TASK REQUIREMENTS -
Set down the material once more, exactly as it appears.

━━━━━ DATA PROVIDED

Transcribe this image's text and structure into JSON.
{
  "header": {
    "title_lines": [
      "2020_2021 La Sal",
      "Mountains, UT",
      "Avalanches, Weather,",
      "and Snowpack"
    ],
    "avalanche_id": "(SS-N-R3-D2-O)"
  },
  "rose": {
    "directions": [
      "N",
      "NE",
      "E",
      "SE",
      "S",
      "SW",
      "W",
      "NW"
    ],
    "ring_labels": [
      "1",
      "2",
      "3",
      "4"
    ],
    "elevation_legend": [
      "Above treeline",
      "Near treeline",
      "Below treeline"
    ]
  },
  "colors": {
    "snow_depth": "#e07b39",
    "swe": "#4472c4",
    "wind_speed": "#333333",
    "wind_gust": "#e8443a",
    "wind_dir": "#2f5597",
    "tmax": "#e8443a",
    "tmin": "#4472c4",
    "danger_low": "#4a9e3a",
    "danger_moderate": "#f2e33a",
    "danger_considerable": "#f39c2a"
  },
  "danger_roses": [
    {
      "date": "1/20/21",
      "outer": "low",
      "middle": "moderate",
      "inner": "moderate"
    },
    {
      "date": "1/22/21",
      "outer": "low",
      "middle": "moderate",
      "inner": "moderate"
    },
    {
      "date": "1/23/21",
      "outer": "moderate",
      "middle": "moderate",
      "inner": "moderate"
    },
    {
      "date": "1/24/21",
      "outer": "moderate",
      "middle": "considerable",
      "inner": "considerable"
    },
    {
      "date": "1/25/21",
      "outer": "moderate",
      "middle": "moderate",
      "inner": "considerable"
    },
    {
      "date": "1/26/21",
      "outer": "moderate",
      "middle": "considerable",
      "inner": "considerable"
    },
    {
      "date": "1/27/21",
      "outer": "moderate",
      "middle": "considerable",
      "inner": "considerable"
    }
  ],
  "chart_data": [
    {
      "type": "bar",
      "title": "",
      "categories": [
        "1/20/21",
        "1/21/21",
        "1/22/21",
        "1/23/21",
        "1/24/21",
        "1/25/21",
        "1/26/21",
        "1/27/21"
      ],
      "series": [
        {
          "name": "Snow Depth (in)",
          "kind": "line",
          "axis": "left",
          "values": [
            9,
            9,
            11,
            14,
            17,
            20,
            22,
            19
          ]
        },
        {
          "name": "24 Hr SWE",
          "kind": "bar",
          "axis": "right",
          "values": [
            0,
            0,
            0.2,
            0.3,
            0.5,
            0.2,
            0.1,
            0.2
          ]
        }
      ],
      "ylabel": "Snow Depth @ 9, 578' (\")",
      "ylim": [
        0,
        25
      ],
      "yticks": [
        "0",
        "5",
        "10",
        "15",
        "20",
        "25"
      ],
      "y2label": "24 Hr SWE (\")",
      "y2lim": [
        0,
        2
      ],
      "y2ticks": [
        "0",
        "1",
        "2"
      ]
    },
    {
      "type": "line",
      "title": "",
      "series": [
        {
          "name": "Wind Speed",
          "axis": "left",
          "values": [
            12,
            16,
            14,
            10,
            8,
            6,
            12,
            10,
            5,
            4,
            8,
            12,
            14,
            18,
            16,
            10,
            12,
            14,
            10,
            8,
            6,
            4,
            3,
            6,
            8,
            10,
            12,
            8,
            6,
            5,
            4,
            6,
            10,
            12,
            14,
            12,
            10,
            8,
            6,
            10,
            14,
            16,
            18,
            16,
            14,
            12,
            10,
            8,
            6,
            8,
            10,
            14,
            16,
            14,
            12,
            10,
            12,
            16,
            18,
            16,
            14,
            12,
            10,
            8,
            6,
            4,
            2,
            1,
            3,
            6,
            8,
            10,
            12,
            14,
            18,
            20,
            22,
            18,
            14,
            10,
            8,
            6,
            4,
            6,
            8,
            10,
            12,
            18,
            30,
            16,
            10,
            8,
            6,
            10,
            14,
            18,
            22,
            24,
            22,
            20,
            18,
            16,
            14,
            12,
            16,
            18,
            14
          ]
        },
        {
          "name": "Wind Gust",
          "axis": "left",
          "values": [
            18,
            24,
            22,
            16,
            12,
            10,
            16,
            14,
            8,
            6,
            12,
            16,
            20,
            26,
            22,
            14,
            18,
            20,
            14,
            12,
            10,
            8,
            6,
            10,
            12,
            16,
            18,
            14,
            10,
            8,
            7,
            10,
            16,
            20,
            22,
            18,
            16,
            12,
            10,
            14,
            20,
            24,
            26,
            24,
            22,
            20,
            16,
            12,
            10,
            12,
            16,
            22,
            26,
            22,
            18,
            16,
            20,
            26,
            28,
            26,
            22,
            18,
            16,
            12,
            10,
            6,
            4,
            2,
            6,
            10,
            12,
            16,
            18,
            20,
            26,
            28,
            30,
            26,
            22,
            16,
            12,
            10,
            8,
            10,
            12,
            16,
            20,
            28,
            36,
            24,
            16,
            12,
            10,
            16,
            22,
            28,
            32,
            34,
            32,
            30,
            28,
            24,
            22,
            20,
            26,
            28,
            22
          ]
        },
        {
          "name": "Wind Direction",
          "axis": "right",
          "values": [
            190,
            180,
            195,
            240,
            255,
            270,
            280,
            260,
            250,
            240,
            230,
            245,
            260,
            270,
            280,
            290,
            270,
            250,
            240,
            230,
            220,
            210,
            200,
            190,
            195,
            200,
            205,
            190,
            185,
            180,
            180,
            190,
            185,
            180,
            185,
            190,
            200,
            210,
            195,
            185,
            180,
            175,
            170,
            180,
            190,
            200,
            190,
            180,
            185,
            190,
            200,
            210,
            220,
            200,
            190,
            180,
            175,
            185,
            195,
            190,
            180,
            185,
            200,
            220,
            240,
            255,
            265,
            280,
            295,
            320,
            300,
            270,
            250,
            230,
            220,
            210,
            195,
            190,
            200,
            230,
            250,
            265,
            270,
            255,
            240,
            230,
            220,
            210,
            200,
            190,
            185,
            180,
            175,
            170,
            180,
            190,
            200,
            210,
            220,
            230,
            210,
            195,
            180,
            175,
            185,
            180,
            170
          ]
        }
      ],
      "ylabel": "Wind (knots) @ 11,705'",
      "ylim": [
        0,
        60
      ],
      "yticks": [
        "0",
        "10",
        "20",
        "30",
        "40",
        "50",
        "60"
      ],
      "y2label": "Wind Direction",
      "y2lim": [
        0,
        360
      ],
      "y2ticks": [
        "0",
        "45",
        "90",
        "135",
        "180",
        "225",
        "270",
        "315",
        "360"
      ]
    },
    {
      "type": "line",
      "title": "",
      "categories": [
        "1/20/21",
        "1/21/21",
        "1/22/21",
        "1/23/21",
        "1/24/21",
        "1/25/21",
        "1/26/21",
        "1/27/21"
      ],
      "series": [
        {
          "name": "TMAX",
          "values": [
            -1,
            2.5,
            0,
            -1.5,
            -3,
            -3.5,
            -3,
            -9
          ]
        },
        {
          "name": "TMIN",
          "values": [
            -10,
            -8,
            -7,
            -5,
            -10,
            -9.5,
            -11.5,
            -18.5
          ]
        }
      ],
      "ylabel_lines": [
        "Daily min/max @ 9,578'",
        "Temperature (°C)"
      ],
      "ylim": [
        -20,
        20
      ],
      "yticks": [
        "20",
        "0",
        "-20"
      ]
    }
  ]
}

━━━━━━━━━━

OUTPUT OF THE TASK -
Transcribe this image's text and structure into JSON.
{
  "header": {
    "title_lines": [
      "2020_2021 La Sal",
      "Mountains, UT",
      "Avalanches, Weather,",
      "and Snowpack"
    ],
    "avalanche_id": "(SS-N-R3-D2-O)"
  },
  "rose": {
    "directions": [
      "N",
      "NE",
      "E",
      "SE",
      "S",
      "SW",
      "W",
      "NW"
    ],
    "ring_labels": [
      "1",
      "2",
      "3",
      "4"
    ],
    "elevation_legend": [
      "Above treeline",
      "Near treeline",
      "Below treeline"
    ]
  },
  "colors": {
    "snow_depth": "#e07b39",
    "swe": "#4472c4",
    "wind_speed": "#333333",
    "wind_gust": "#e8443a",
    "wind_dir": "#2f5597",
    "tmax": "#e8443a",
    "tmin": "#4472c4",
    "danger_low": "#4a9e3a",
    "danger_moderate": "#f2e33a",
    "danger_considerable": "#f39c2a"
  },
  "danger_roses": [
    {
      "date": "1/20/21",
      "outer": "low",
      "middle": "moderate",
      "inner": "moderate"
    },
    {
      "date": "1/22/21",
      "outer": "low",
      "middle": "moderate",
      "inner": "moderate"
    },
    {
      "date": "1/23/21",
      "outer": "moderate",
      "middle": "moderate",
      "inner": "moderate"
    },
    {
      "date": "1/24/21",
      "outer": "moderate",
      "middle": "considerable",
      "inner": "considerable"
    },
    {
      "date": "1/25/21",
      "outer": "moderate",
      "middle": "moderate",
      "inner": "considerable"
    },
    {
      "date": "1/26/21",
      "outer": "moderate",
      "middle": "considerable",
      "inner": "considerable"
    },
    {
      "date": "1/27/21",
      "outer": "moderate",
      "middle": "considerable",
      "inner": "considerable"
    }
  ],
  "chart_data": [
    {
      "type": "bar",
      "title": "",
      "categories": [
        "1/20/21",
        "1/21/21",
        "1/22/21",
        "1/23/21",
        "1/24/21",
        "1/25/21",
        "1/26/21",
        "1/27/21"
      ],
      "series": [
        {
          "name": "Snow Depth (in)",
          "kind": "line",
          "axis": "left",
          "values": [
            9,
            9,
            11,
            14,
            17,
            20,
            22,
            19
          ]
        },
        {
          "name": "24 Hr SWE",
          "kind": "bar",
          "axis": "right",
          "values": [
            0,
            0,
            0.2,
            0.3,
            0.5,
            0.2,
            0.1,
            0.2
          ]
        }
      ],
      "ylabel": "Snow Depth @ 9, 578' (\")",
      "ylim": [
        0,
        25
      ],
      "yticks": [
        "0",
        "5",
        "10",
        "15",
        "20",
        "25"
      ],
      "y2label": "24 Hr SWE (\")",
      "y2lim": [
        0,
        2
      ],
      "y2ticks": [
        "0",
        "1",
        "2"
      ]
    },
    {
      "type": "line",
      "title": "",
      "series": [
        {
          "name": "Wind Speed",
          "axis": "left",
          "values": [
            12,
            16,
            14,
            10,
            8,
            6,
            12,
            10,
            5,
            4,
            8,
            12,
            14,
            18,
            16,
            10,
            12,
            14,
            10,
            8,
            6,
            4,
            3,
            6,
            8,
            10,
            12,
            8,
            6,
            5,
            4,
            6,
            10,
            12,
            14,
            12,
            10,
            8,
            6,
            10,
            14,
            16,
            18,
            16,
            14,
            12,
            10,
            8,
            6,
            8,
            10,
            14,
            16,
            14,
            12,
            10,
            12,
            16,
            18,
            16,
            14,
            12,
            10,
            8,
            6,
            4,
            2,
            1,
            3,
            6,
            8,
            10,
            12,
            14,
            18,
            20,
            22,
            18,
            14,
            10,
            8,
            6,
            4,
            6,
            8,
            10,
            12,
            18,
            30,
            16,
            10,
            8,
            6,
            10,
            14,
            18,
            22,
            24,
            22,
            20,
            18,
            16,
            14,
            12,
            16,
            18,
            14
          ]
        },
        {
          "name": "Wind Gust",
          "axis": "left",
          "values": [
            18,
            24,
            22,
            16,
            12,
            10,
            16,
            14,
            8,
            6,
            12,
            16,
            20,
            26,
            22,
            14,
            18,
            20,
            14,
            12,
            10,
            8,
            6,
            10,
            12,
            16,
            18,
            14,
            10,
            8,
            7,
            10,
            16,
            20,
            22,
            18,
            16,
            12,
            10,
            14,
            20,
            24,
            26,
            24,
            22,
            20,
            16,
            12,
            10,
            12,
            16,
            22,
            26,
            22,
            18,
            16,
            20,
            26,
            28,
            26,
            22,
            18,
            16,
            12,
            10,
            6,
            4,
            2,
            6,
            10,
            12,
            16,
            18,
            20,
            26,
            28,
            30,
            26,
            22,
            16,
            12,
            10,
            8,
            10,
            12,
            16,
            20,
            28,
            36,
            24,
            16,
            12,
            10,
            16,
            22,
            28,
            32,
            34,
            32,
            30,
            28,
            24,
            22,
            20,
            26,
            28,
            22
          ]
        },
        {
          "name": "Wind Direction",
          "axis": "right",
          "values": [
            190,
            180,
            195,
            240,
            255,
            270,
            280,
            260,
            250,
            240,
            230,
            245,
            260,
            270,
            280,
            290,
            270,
            250,
            240,
            230,
            220,
            210,
            200,
            190,
            195,
            200,
            205,
            190,
            185,
            180,
            180,
            190,
            185,
            180,
            185,
            190,
            200,
            210,
            195,
            185,
            180,
            175,
            170,
            180,
            190,
            200,
            190,
            180,
            185,
            190,
            200,
            210,
            220,
            200,
            190,
            180,
            175,
            185,
            195,
            190,
            180,
            185,
            200,
            220,
            240,
            255,
            265,
            280,
            295,
            320,
            300,
            270,
            250,
            230,
            220,
            210,
            195,
            190,
            200,
            230,
            250,
            265,
            270,
            255,
            240,
            230,
            220,
            210,
            200,
            190,
            185,
            180,
            175,
            170,
            180,
            190,
            200,
            210,
            220,
            230,
            210,
            195,
            180,
            175,
            185,
            180,
            170
          ]
        }
      ],
      "ylabel": "Wind (knots) @ 11,705'",
      "ylim": [
        0,
        60
      ],
      "yticks": [
        "0",
        "10",
        "20",
        "30",
        "40",
        "50",
        "60"
      ],
      "y2label": "Wind Direction",
      "y2lim": [
        0,
        360
      ],
      "y2ticks": [
        "0",
        "45",
        "90",
        "135",
        "180",
        "225",
        "270",
        "315",
        "360"
      ]
    },
    {
      "type": "line",
      "title": "",
      "categories": [
        "1/20/21",
        "1/21/21",
        "1/22/21",
        "1/23/21",
        "1/24/21",
        "1/25/21",
        "1/26/21",
        "1/27/21"
      ],
      "series": [
        {
          "name": "TMAX",
          "values": [
            -1,
            2.5,
            0,
            -1.5,
            -3,
            -3.5,
            -3,
            -9
          ]
        },
        {
          "name": "TMIN",
          "values": [
            -10,
            -8,
            -7,
            -5,
            -10,
            -9.5,
            -11.5,
            -18.5
          ]
        }
      ],
      "ylabel_lines": [
        "Daily min/max @ 9,578'",
        "Temperature (°C)"
      ],
      "ylim": [
        -20,
        20
      ],
      "yticks": [
        "20",
        "0",
        "-20"
      ]
    }
  ]
}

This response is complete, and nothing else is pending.